→ **WHAT TO DO**:
Gather from the listing below each line that includes the word "ffffff", and copy it.

→ **DATA SUPPLIED**:

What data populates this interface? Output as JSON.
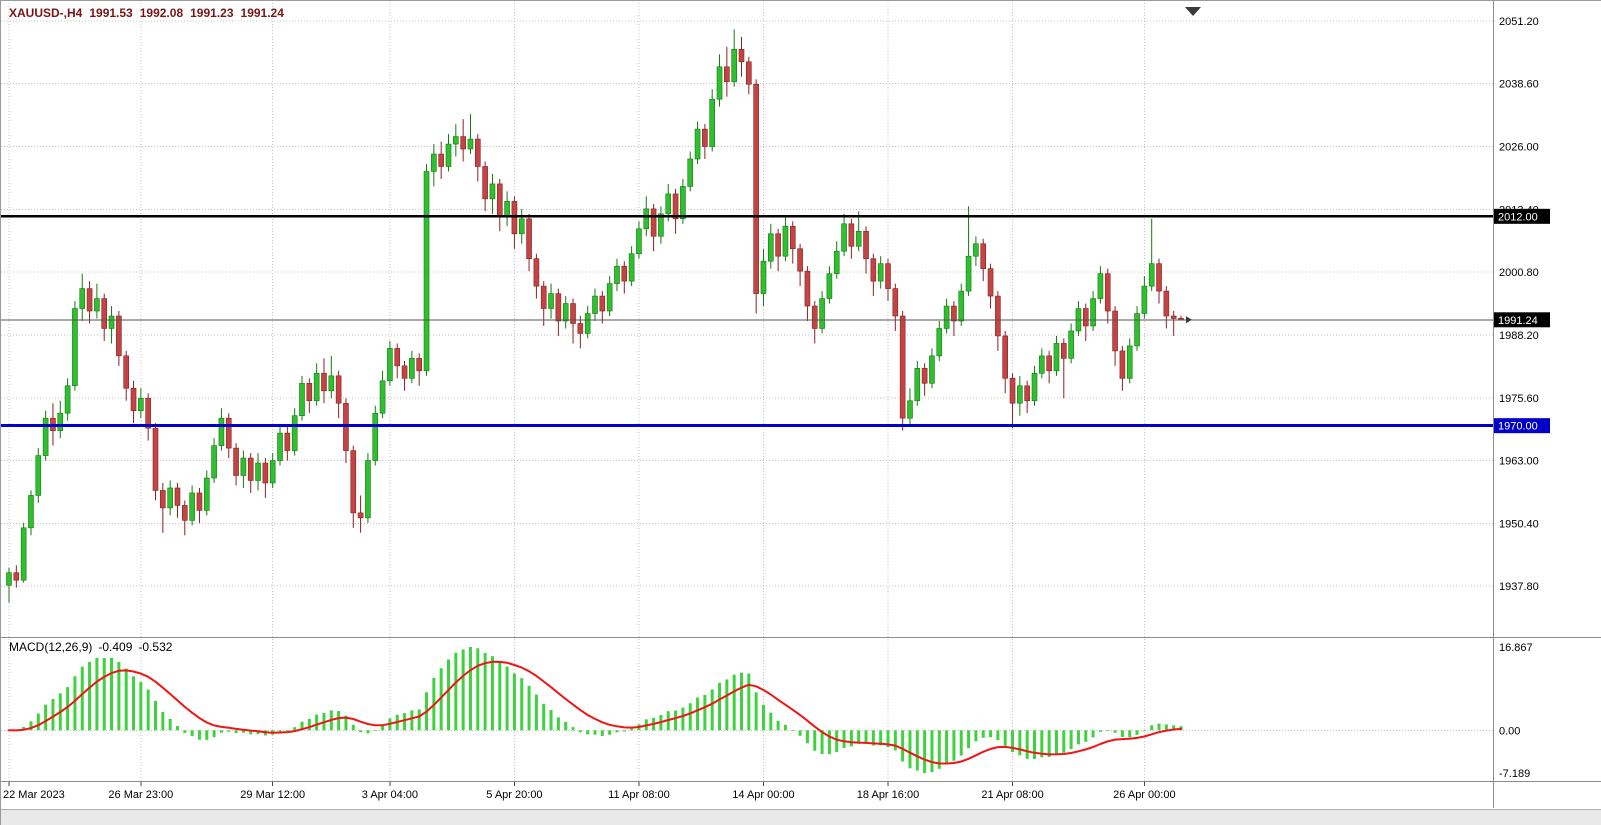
{
  "header": {
    "symbol_timeframe": "XAUUSD-,H4",
    "open": "1991.53",
    "high": "1992.08",
    "low": "1991.23",
    "close": "1991.24"
  },
  "macd_label": {
    "name": "MACD(12,26,9)",
    "value_main": "-0.409",
    "value_signal": "-0.532"
  },
  "colors": {
    "background": "#ffffff",
    "grid": "#c4c4c4",
    "bull_body": "#2fbf2f",
    "bull_edge": "#117a11",
    "bear_body": "#c24444",
    "bear_edge": "#8b2020",
    "histogram": "#3fd23f",
    "signal_line": "#f01515",
    "hline_black": "#000000",
    "hline_blue": "#0000c8",
    "badge_black": "#000000",
    "badge_blue": "#0000c8",
    "badge_text": "#ffffff",
    "axis_text": "#000000",
    "header_text": "#7a1515",
    "separator": "#8c8c8c",
    "last_price_line": "#555555",
    "marker": "#3a3a3a"
  },
  "chart_data": {
    "type": "candlestick",
    "title": "XAUUSD- H4 with MACD(12,26,9)",
    "ylim": [
      1928.0,
      2054.8
    ],
    "price_ticks": [
      {
        "value": 2051.2,
        "label": "2051.20"
      },
      {
        "value": 2038.6,
        "label": "2038.60"
      },
      {
        "value": 2026.0,
        "label": "2026.00"
      },
      {
        "value": 2013.4,
        "label": "2013.40"
      },
      {
        "value": 2000.8,
        "label": "2000.80"
      },
      {
        "value": 1988.2,
        "label": "1988.20"
      },
      {
        "value": 1975.6,
        "label": "1975.60"
      },
      {
        "value": 1963.0,
        "label": "1963.00"
      },
      {
        "value": 1950.4,
        "label": "1950.40"
      },
      {
        "value": 1937.8,
        "label": "1937.80"
      }
    ],
    "time_ticks": [
      {
        "text": "22 Mar 2023",
        "bar": 0
      },
      {
        "text": "26 Mar 23:00",
        "bar": 18
      },
      {
        "text": "29 Mar 12:00",
        "bar": 36
      },
      {
        "text": "3 Apr 04:00",
        "bar": 52
      },
      {
        "text": "5 Apr 20:00",
        "bar": 69
      },
      {
        "text": "11 Apr 08:00",
        "bar": 86
      },
      {
        "text": "14 Apr 00:00",
        "bar": 103
      },
      {
        "text": "18 Apr 16:00",
        "bar": 120
      },
      {
        "text": "21 Apr 08:00",
        "bar": 137
      },
      {
        "text": "26 Apr 00:00",
        "bar": 155
      }
    ],
    "hlines": [
      {
        "value": 2012.0,
        "label": "2012.00",
        "color": "#000000",
        "width": 2.5
      },
      {
        "value": 1970.0,
        "label": "1970.00",
        "color": "#0000c8",
        "width": 3
      }
    ],
    "last_price": {
      "value": 1991.24,
      "label": "1991.24"
    },
    "indicator": {
      "name": "MACD",
      "params": [
        12,
        26,
        9
      ],
      "label": "MACD(12,26,9)",
      "axis_tick_labels": [
        "16.867",
        "0.00",
        "-7.189"
      ],
      "last_values": [
        -0.409,
        -0.532
      ]
    },
    "ohlc": [
      [
        1938.0,
        1941.5,
        1934.5,
        1940.5
      ],
      [
        1940.5,
        1942.0,
        1937.5,
        1939.0
      ],
      [
        1939.0,
        1950.5,
        1938.5,
        1949.5
      ],
      [
        1949.5,
        1957.0,
        1948.0,
        1956.0
      ],
      [
        1956.0,
        1965.5,
        1954.5,
        1964.0
      ],
      [
        1964.0,
        1973.0,
        1963.0,
        1971.5
      ],
      [
        1971.5,
        1974.5,
        1966.0,
        1969.0
      ],
      [
        1969.0,
        1975.0,
        1967.5,
        1972.5
      ],
      [
        1972.5,
        1979.5,
        1971.0,
        1978.0
      ],
      [
        1978.0,
        1995.0,
        1977.0,
        1993.5
      ],
      [
        1993.5,
        2000.5,
        1991.0,
        1997.5
      ],
      [
        1997.5,
        1999.0,
        1990.5,
        1993.0
      ],
      [
        1993.0,
        1998.5,
        1991.5,
        1995.5
      ],
      [
        1995.5,
        1996.5,
        1987.0,
        1989.5
      ],
      [
        1989.5,
        1994.0,
        1986.5,
        1992.0
      ],
      [
        1992.0,
        1993.0,
        1982.0,
        1984.0
      ],
      [
        1984.0,
        1985.0,
        1975.0,
        1977.5
      ],
      [
        1977.5,
        1979.0,
        1970.5,
        1973.0
      ],
      [
        1973.0,
        1977.5,
        1971.5,
        1975.5
      ],
      [
        1975.5,
        1976.5,
        1967.0,
        1969.5
      ],
      [
        1969.5,
        1970.5,
        1955.0,
        1957.0
      ],
      [
        1957.0,
        1958.5,
        1948.5,
        1953.5
      ],
      [
        1953.5,
        1959.0,
        1952.0,
        1957.5
      ],
      [
        1957.5,
        1958.5,
        1951.5,
        1954.0
      ],
      [
        1954.0,
        1955.0,
        1948.0,
        1951.0
      ],
      [
        1951.0,
        1958.0,
        1950.0,
        1956.5
      ],
      [
        1956.5,
        1957.5,
        1950.5,
        1953.0
      ],
      [
        1953.0,
        1961.0,
        1952.0,
        1959.5
      ],
      [
        1959.5,
        1967.5,
        1958.5,
        1966.0
      ],
      [
        1966.0,
        1973.5,
        1965.0,
        1971.5
      ],
      [
        1971.5,
        1972.5,
        1963.5,
        1965.5
      ],
      [
        1965.5,
        1966.5,
        1958.0,
        1960.0
      ],
      [
        1960.0,
        1965.0,
        1957.5,
        1963.5
      ],
      [
        1963.5,
        1964.5,
        1956.5,
        1959.0
      ],
      [
        1959.0,
        1964.5,
        1957.0,
        1962.5
      ],
      [
        1962.5,
        1963.5,
        1955.5,
        1958.5
      ],
      [
        1958.5,
        1964.5,
        1957.5,
        1963.0
      ],
      [
        1963.0,
        1970.0,
        1962.0,
        1968.5
      ],
      [
        1968.5,
        1970.0,
        1963.0,
        1965.0
      ],
      [
        1965.0,
        1973.5,
        1964.0,
        1972.0
      ],
      [
        1972.0,
        1980.0,
        1971.0,
        1978.5
      ],
      [
        1978.5,
        1979.5,
        1972.5,
        1975.0
      ],
      [
        1975.0,
        1982.5,
        1974.0,
        1980.5
      ],
      [
        1980.5,
        1983.5,
        1974.5,
        1977.0
      ],
      [
        1977.0,
        1984.0,
        1975.5,
        1980.0
      ],
      [
        1980.0,
        1981.0,
        1971.5,
        1974.5
      ],
      [
        1974.5,
        1975.5,
        1962.5,
        1965.0
      ],
      [
        1965.0,
        1966.0,
        1949.5,
        1952.5
      ],
      [
        1952.5,
        1956.0,
        1948.5,
        1951.5
      ],
      [
        1951.5,
        1964.5,
        1950.5,
        1963.0
      ],
      [
        1963.0,
        1974.0,
        1962.0,
        1972.5
      ],
      [
        1972.5,
        1981.0,
        1971.5,
        1979.0
      ],
      [
        1979.0,
        1987.0,
        1978.0,
        1985.5
      ],
      [
        1985.5,
        1986.5,
        1979.5,
        1982.0
      ],
      [
        1982.0,
        1983.0,
        1977.0,
        1979.5
      ],
      [
        1979.5,
        1985.0,
        1978.5,
        1983.5
      ],
      [
        1983.5,
        1984.5,
        1978.0,
        1981.0
      ],
      [
        1981.0,
        2022.5,
        1980.0,
        2021.0
      ],
      [
        2021.0,
        2026.5,
        2018.0,
        2024.5
      ],
      [
        2024.5,
        2027.0,
        2019.5,
        2022.0
      ],
      [
        2022.0,
        2028.5,
        2021.0,
        2026.5
      ],
      [
        2026.5,
        2030.5,
        2024.0,
        2028.0
      ],
      [
        2028.0,
        2031.5,
        2023.0,
        2025.5
      ],
      [
        2025.5,
        2032.5,
        2024.5,
        2027.5
      ],
      [
        2027.5,
        2028.5,
        2019.0,
        2022.0
      ],
      [
        2022.0,
        2023.0,
        2013.0,
        2015.5
      ],
      [
        2015.5,
        2020.5,
        2012.5,
        2018.5
      ],
      [
        2018.5,
        2019.5,
        2009.0,
        2012.0
      ],
      [
        2012.0,
        2017.0,
        2010.0,
        2015.0
      ],
      [
        2015.0,
        2016.0,
        2005.5,
        2008.5
      ],
      [
        2008.5,
        2013.5,
        2006.5,
        2011.5
      ],
      [
        2011.5,
        2012.5,
        2001.0,
        2003.5
      ],
      [
        2003.5,
        2004.5,
        1995.5,
        1998.0
      ],
      [
        1998.0,
        1999.0,
        1990.0,
        1993.5
      ],
      [
        1993.5,
        1998.5,
        1991.5,
        1996.5
      ],
      [
        1996.5,
        1997.5,
        1988.0,
        1991.0
      ],
      [
        1991.0,
        1996.0,
        1989.5,
        1994.5
      ],
      [
        1994.5,
        1995.5,
        1986.5,
        1990.5
      ],
      [
        1990.5,
        1992.0,
        1985.5,
        1988.5
      ],
      [
        1988.5,
        1994.0,
        1987.5,
        1992.5
      ],
      [
        1992.5,
        1997.5,
        1991.0,
        1996.0
      ],
      [
        1996.0,
        1997.0,
        1990.5,
        1993.0
      ],
      [
        1993.0,
        2000.0,
        1992.0,
        1998.5
      ],
      [
        1998.5,
        2003.5,
        1997.0,
        2002.0
      ],
      [
        2002.0,
        2003.0,
        1996.5,
        1999.0
      ],
      [
        1999.0,
        2006.0,
        1998.0,
        2004.5
      ],
      [
        2004.5,
        2011.0,
        2003.5,
        2009.5
      ],
      [
        2009.5,
        2016.0,
        2008.0,
        2013.5
      ],
      [
        2013.5,
        2014.5,
        2005.0,
        2008.0
      ],
      [
        2008.0,
        2014.0,
        2006.5,
        2012.5
      ],
      [
        2012.5,
        2018.5,
        2011.0,
        2016.5
      ],
      [
        2016.5,
        2017.5,
        2008.5,
        2011.5
      ],
      [
        2011.5,
        2019.5,
        2010.5,
        2018.0
      ],
      [
        2018.0,
        2025.0,
        2017.0,
        2023.5
      ],
      [
        2023.5,
        2031.0,
        2022.5,
        2029.5
      ],
      [
        2029.5,
        2030.5,
        2023.5,
        2026.0
      ],
      [
        2026.0,
        2037.5,
        2025.0,
        2035.5
      ],
      [
        2035.5,
        2044.5,
        2034.0,
        2042.0
      ],
      [
        2042.0,
        2046.0,
        2036.0,
        2039.0
      ],
      [
        2039.0,
        2049.5,
        2038.0,
        2045.5
      ],
      [
        2045.5,
        2048.0,
        2040.0,
        2043.0
      ],
      [
        2043.0,
        2044.0,
        2036.5,
        2038.5
      ],
      [
        2038.5,
        2039.5,
        1992.5,
        1996.5
      ],
      [
        1996.5,
        2005.5,
        1994.0,
        2003.0
      ],
      [
        2003.0,
        2010.5,
        2001.5,
        2008.5
      ],
      [
        2008.5,
        2009.5,
        2001.0,
        2004.0
      ],
      [
        2004.0,
        2012.0,
        2003.0,
        2010.0
      ],
      [
        2010.0,
        2011.0,
        2002.5,
        2005.5
      ],
      [
        2005.5,
        2006.5,
        1998.0,
        2001.0
      ],
      [
        2001.0,
        2002.0,
        1991.0,
        1994.0
      ],
      [
        1994.0,
        1995.0,
        1986.5,
        1989.5
      ],
      [
        1989.5,
        1997.0,
        1988.5,
        1995.5
      ],
      [
        1995.5,
        2002.0,
        1994.5,
        2000.5
      ],
      [
        2000.5,
        2007.0,
        1999.5,
        2005.0
      ],
      [
        2005.0,
        2012.5,
        2004.0,
        2010.5
      ],
      [
        2010.5,
        2011.5,
        2003.5,
        2006.0
      ],
      [
        2006.0,
        2013.0,
        2005.0,
        2009.0
      ],
      [
        2009.0,
        2010.0,
        2000.5,
        2003.5
      ],
      [
        2003.5,
        2004.5,
        1996.0,
        1999.0
      ],
      [
        1999.0,
        2004.0,
        1997.5,
        2002.5
      ],
      [
        2002.5,
        2003.5,
        1995.0,
        1997.5
      ],
      [
        1997.5,
        1998.5,
        1989.0,
        1992.0
      ],
      [
        1992.0,
        1993.0,
        1969.0,
        1971.5
      ],
      [
        1971.5,
        1977.5,
        1970.0,
        1975.0
      ],
      [
        1975.0,
        1983.0,
        1974.0,
        1981.5
      ],
      [
        1981.5,
        1982.5,
        1976.0,
        1978.5
      ],
      [
        1978.5,
        1985.5,
        1977.5,
        1984.0
      ],
      [
        1984.0,
        1991.0,
        1983.0,
        1989.5
      ],
      [
        1989.5,
        1995.5,
        1988.5,
        1994.0
      ],
      [
        1994.0,
        1995.0,
        1988.0,
        1991.0
      ],
      [
        1991.0,
        1998.5,
        1990.0,
        1997.0
      ],
      [
        1997.0,
        2014.0,
        1996.0,
        2004.0
      ],
      [
        2004.0,
        2008.0,
        2002.0,
        2006.5
      ],
      [
        2006.5,
        2007.5,
        1999.0,
        2001.5
      ],
      [
        2001.5,
        2002.5,
        1993.5,
        1996.0
      ],
      [
        1996.0,
        1997.0,
        1985.0,
        1988.0
      ],
      [
        1988.0,
        1989.0,
        1976.5,
        1979.5
      ],
      [
        1979.5,
        1980.5,
        1969.5,
        1974.5
      ],
      [
        1974.5,
        1980.0,
        1972.0,
        1978.0
      ],
      [
        1978.0,
        1979.0,
        1972.5,
        1975.0
      ],
      [
        1975.0,
        1982.0,
        1974.0,
        1980.5
      ],
      [
        1980.5,
        1985.5,
        1979.5,
        1984.0
      ],
      [
        1984.0,
        1985.0,
        1978.5,
        1981.0
      ],
      [
        1981.0,
        1988.0,
        1980.0,
        1986.5
      ],
      [
        1986.5,
        1987.5,
        1975.5,
        1983.5
      ],
      [
        1983.5,
        1990.5,
        1982.5,
        1989.0
      ],
      [
        1989.0,
        1995.0,
        1988.0,
        1993.5
      ],
      [
        1993.5,
        1994.5,
        1987.0,
        1990.0
      ],
      [
        1990.0,
        1997.0,
        1989.0,
        1995.5
      ],
      [
        1995.5,
        2002.0,
        1994.5,
        2000.5
      ],
      [
        2000.5,
        2001.5,
        1990.5,
        1993.0
      ],
      [
        1993.0,
        1994.0,
        1982.0,
        1985.0
      ],
      [
        1985.0,
        1986.0,
        1977.0,
        1979.5
      ],
      [
        1979.5,
        1987.5,
        1978.5,
        1986.0
      ],
      [
        1986.0,
        1994.0,
        1985.0,
        1992.5
      ],
      [
        1992.5,
        2000.0,
        1991.5,
        1998.0
      ],
      [
        1998.0,
        2011.5,
        1997.0,
        2002.5
      ],
      [
        2002.5,
        2003.5,
        1994.5,
        1997.0
      ],
      [
        1997.0,
        1998.0,
        1989.5,
        1992.0
      ],
      [
        1992.0,
        1993.0,
        1988.0,
        1991.5
      ],
      [
        1991.53,
        1992.08,
        1991.23,
        1991.24
      ]
    ]
  }
}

→ **EXPECTED OUTPUT**:
    "background": "#ffffff",
    "badge_text": "#ffffff",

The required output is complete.